WHAT YOU HAVE TO DO
Scan the entries and tally the lines that include the string "document". Reply with the figure alone.

PROVIDED INFORMATION

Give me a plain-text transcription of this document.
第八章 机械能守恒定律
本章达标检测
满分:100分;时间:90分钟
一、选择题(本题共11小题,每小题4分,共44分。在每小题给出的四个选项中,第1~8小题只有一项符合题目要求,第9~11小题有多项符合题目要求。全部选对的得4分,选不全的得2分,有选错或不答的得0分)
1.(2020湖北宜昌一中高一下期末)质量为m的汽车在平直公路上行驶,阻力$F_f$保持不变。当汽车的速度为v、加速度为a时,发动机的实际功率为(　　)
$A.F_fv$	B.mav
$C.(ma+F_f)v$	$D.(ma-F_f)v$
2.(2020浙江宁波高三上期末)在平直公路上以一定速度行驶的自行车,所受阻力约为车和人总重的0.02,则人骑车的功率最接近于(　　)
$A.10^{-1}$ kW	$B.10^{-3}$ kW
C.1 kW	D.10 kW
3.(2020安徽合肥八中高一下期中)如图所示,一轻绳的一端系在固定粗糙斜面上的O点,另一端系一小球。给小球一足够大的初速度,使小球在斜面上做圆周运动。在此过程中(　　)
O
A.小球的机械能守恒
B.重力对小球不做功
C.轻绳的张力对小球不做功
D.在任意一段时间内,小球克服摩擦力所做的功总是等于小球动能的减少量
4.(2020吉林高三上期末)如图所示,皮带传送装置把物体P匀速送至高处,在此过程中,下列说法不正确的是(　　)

...

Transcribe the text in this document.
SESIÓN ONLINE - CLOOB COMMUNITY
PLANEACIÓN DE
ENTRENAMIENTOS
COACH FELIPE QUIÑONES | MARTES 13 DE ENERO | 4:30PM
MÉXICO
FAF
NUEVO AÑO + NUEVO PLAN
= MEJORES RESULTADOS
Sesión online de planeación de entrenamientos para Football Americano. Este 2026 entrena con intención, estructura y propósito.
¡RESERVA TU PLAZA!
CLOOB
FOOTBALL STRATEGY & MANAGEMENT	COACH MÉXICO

THE COMPLETED TASK
2